**Goal of the exercise**
Pick out every line with the word "screenshot" and copy it.
+ + + +
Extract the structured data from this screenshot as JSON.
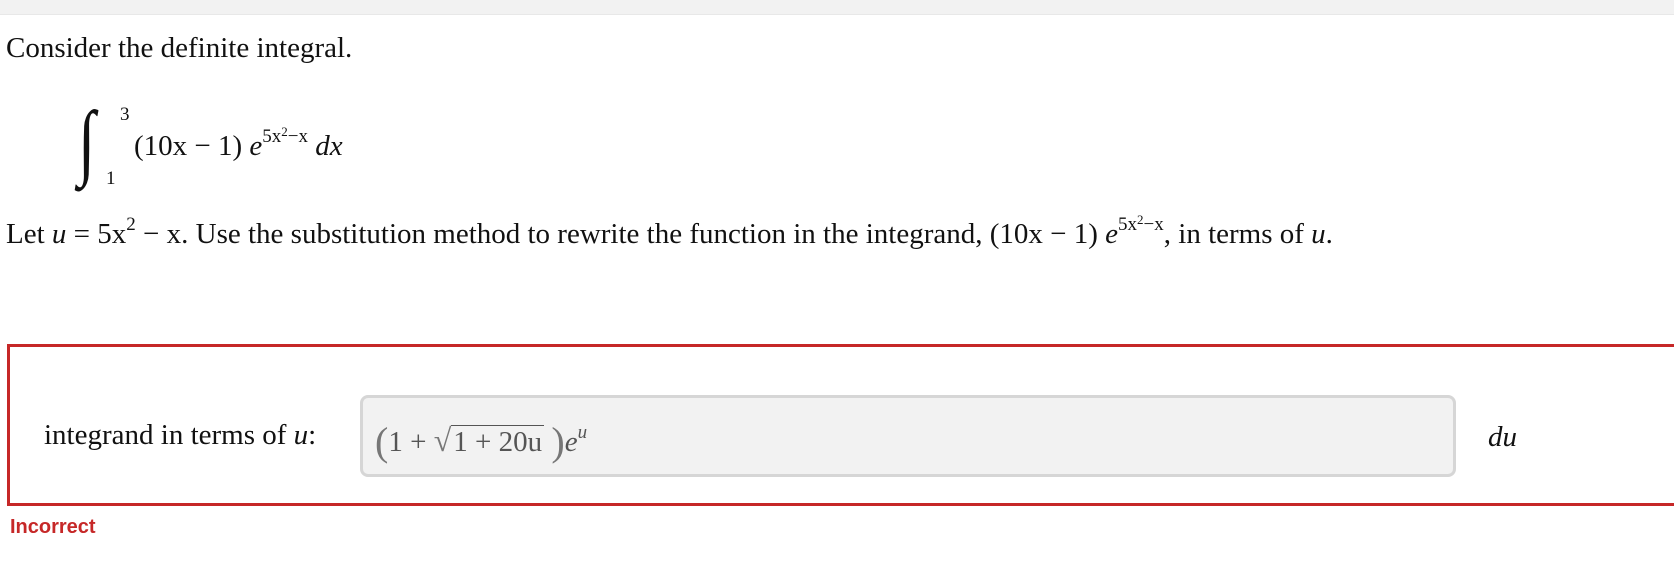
{
  "question": {
    "intro": "Consider the definite integral.",
    "integral": {
      "upper_limit": "3",
      "lower_limit": "1",
      "factor": "(10x − 1)",
      "base": "e",
      "exponent": "5x",
      "exponent_power": "2",
      "exponent_tail": "−x",
      "differential": "dx"
    },
    "substitution_text": {
      "let": "Let",
      "u": "u",
      "equals": "=",
      "expr": "5x",
      "expr_power": "2",
      "expr_tail": "− x",
      "instruction": ". Use the substitution method to rewrite the function in the integrand,",
      "integrand_factor": "(10x − 1)",
      "integrand_base": "e",
      "integrand_exp": "5x",
      "integrand_exp_power": "2",
      "integrand_exp_tail": "−x",
      "ending": ", in terms of",
      "ending_var": "u",
      "period": "."
    }
  },
  "answer": {
    "label_text": "integrand in terms of",
    "label_var": "u",
    "label_colon": ":",
    "input_value": {
      "open_paren": "(",
      "one": "1 +",
      "sqrt_symbol": "√",
      "radicand": "1 + 20u",
      "close_paren": ")",
      "base": "e",
      "exponent": "u"
    },
    "differential": "du"
  },
  "status": {
    "text": "Incorrect",
    "color": "#c62828"
  }
}
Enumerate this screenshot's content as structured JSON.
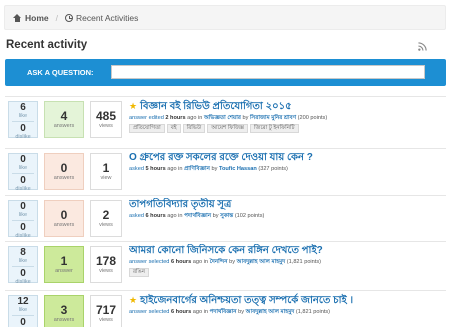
{
  "breadcrumb": {
    "home": "Home",
    "current": "Recent Activities"
  },
  "page_title": "Recent activity",
  "ask": {
    "label": "ASK A QUESTION:",
    "value": ""
  },
  "questions": [
    {
      "likes": "6",
      "likes_label": "like",
      "dislikes": "0",
      "dislikes_label": "dislike",
      "answers": "4",
      "answers_label": "answers",
      "views": "485",
      "views_label": "views",
      "answer_state": "some",
      "starred": true,
      "title": "বিজ্ঞান বই রিভিউ প্রতিযোগিতা ২০১৫",
      "action": "answer edited",
      "when": "2 hours",
      "ago_in": "ago in",
      "category": "অভিজ্ঞতা শেয়ার",
      "by": "by",
      "user": "সিরাজাম মুনির শ্রাবণ",
      "points": "(200 points)",
      "tags": [
        "প্রতিযোগিতা",
        "বই",
        "রিভিউ",
        "আয়েশ ফিজিক্স",
        "জিরো টু ইনফিনিটি"
      ]
    },
    {
      "likes": "0",
      "likes_label": "like",
      "dislikes": "0",
      "dislikes_label": "dislike",
      "answers": "0",
      "answers_label": "answers",
      "views": "1",
      "views_label": "view",
      "answer_state": "zero",
      "starred": false,
      "title": "O গ্রুপের রক্ত সকলের রক্তে দেওয়া যায় কেন ?",
      "action": "asked",
      "when": "5 hours",
      "ago_in": "ago in",
      "category": "প্রাণিবিজ্ঞান",
      "by": "by",
      "user": "Toufic Hassan",
      "points": "(327 points)",
      "tags": []
    },
    {
      "likes": "0",
      "likes_label": "like",
      "dislikes": "0",
      "dislikes_label": "dislike",
      "answers": "0",
      "answers_label": "answers",
      "views": "2",
      "views_label": "views",
      "answer_state": "zero",
      "starred": false,
      "title": "তাপগতিবিদ্যার তৃতীয় সূত্র",
      "action": "asked",
      "when": "6 hours",
      "ago_in": "ago in",
      "category": "পদার্থবিজ্ঞান",
      "by": "by",
      "user": "সুকান্ত",
      "points": "(102 points)",
      "tags": []
    },
    {
      "likes": "8",
      "likes_label": "like",
      "dislikes": "0",
      "dislikes_label": "dislike",
      "answers": "1",
      "answers_label": "answer",
      "views": "178",
      "views_label": "views",
      "answer_state": "selected",
      "starred": false,
      "title": "আমরা কোনো জিনিসকে কেন রঙ্গিন দেখতে পাই?",
      "action": "answer selected",
      "when": "6 hours",
      "ago_in": "ago in",
      "category": "দৈনন্দিন",
      "by": "by",
      "user": "আবদুল্লাহ আল মাহমুদ",
      "points": "(1,821 points)",
      "tags": [
        "রঙিন"
      ]
    },
    {
      "likes": "12",
      "likes_label": "like",
      "dislikes": "0",
      "dislikes_label": "dislike",
      "answers": "3",
      "answers_label": "answers",
      "views": "717",
      "views_label": "views",
      "answer_state": "selected",
      "starred": true,
      "title": "হাইজেনবার্গের  অনিশ্চয়তা তত্ত্ব সম্পর্কে জানতে চাই ।",
      "action": "answer selected",
      "when": "6 hours",
      "ago_in": "ago in",
      "category": "পদার্থবিজ্ঞান",
      "by": "by",
      "user": "আবদুল্লাহ আল মাহমুদ",
      "points": "(1,821 points)",
      "tags": []
    }
  ]
}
+ + + +
**Exercise result**
Extract the structured data from this screenshot as JSON.
Enumerate this screenshot's content as structured JSON.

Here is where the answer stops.